▸ **Listing**:
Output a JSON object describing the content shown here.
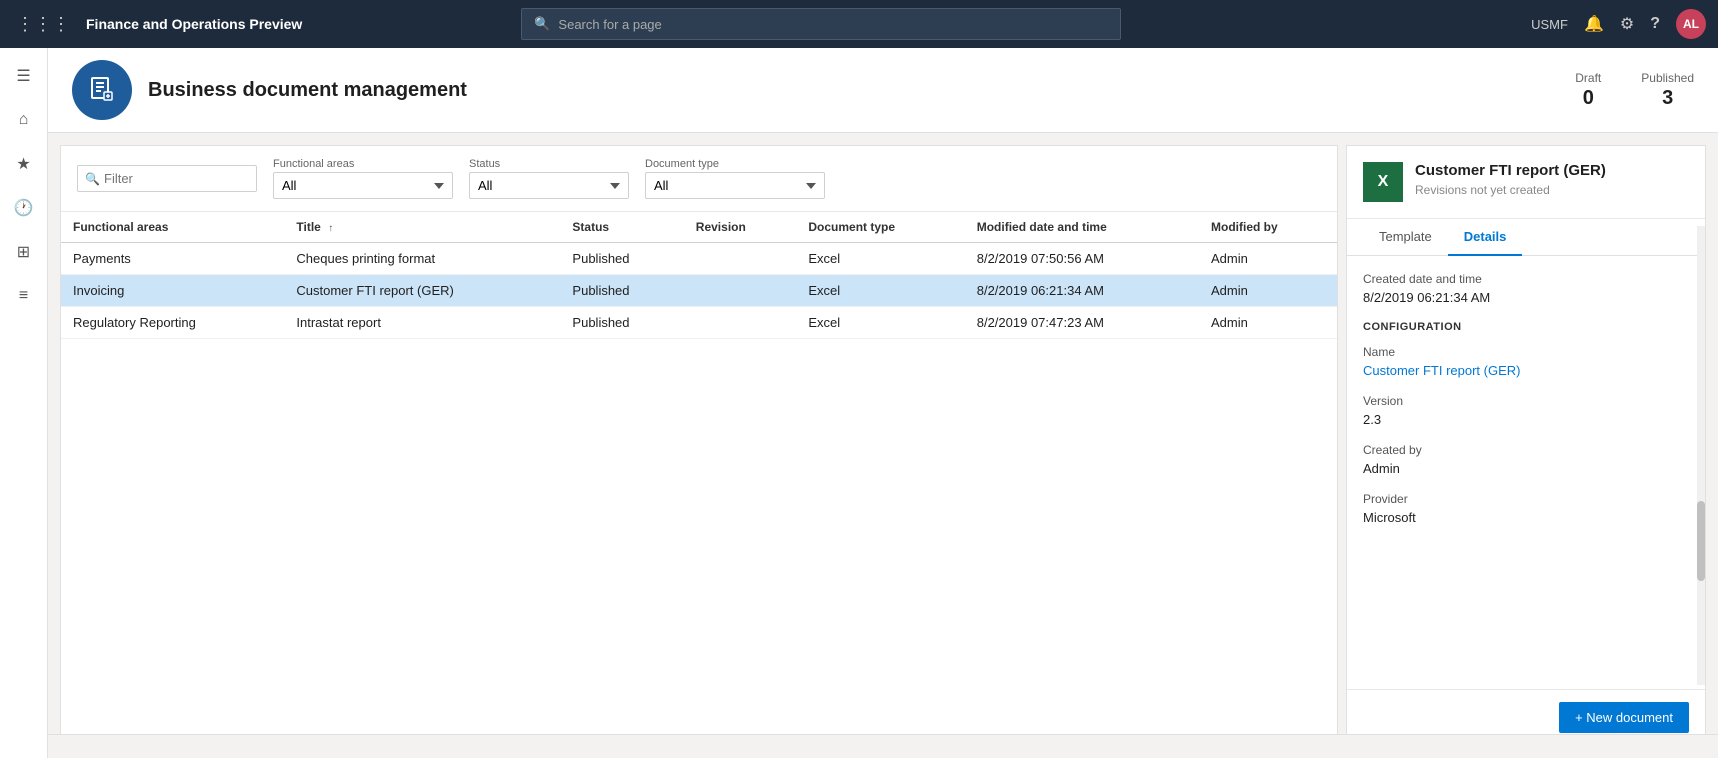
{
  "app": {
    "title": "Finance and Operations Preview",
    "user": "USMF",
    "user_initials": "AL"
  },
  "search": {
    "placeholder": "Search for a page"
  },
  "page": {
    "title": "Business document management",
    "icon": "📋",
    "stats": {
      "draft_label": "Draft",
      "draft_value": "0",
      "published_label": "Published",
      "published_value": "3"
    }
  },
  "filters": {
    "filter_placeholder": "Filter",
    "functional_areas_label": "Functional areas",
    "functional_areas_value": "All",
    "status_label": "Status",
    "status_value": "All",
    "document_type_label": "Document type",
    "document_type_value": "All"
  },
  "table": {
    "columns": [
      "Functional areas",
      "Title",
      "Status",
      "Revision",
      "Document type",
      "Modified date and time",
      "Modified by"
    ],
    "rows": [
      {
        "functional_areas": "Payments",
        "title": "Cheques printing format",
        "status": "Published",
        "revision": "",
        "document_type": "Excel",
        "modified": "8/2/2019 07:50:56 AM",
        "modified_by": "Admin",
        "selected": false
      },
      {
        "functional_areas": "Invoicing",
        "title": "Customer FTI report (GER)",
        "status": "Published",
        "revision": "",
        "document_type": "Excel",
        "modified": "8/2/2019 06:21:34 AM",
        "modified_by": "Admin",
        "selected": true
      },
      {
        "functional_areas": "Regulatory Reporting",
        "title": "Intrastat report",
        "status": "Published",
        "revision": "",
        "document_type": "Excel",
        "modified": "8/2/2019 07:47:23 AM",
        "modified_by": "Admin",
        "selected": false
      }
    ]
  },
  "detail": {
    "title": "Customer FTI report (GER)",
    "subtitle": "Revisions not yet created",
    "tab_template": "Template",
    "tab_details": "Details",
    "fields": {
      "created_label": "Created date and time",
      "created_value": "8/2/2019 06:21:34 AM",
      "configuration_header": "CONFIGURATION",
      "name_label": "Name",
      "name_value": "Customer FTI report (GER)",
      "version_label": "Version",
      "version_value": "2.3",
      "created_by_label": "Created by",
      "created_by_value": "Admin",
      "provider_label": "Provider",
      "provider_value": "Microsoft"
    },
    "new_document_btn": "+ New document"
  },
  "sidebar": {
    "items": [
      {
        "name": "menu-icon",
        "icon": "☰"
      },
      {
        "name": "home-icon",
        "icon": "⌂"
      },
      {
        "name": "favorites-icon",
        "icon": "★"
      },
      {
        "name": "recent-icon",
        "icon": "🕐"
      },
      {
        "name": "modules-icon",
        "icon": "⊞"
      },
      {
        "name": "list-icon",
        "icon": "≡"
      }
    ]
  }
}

▸ **Task to complete**:
Filter the records above for lines containing the word "time", and copy those lines.

▸ **Exercise output**:
      "Modified date and time",
      "created_label": "Created date and time",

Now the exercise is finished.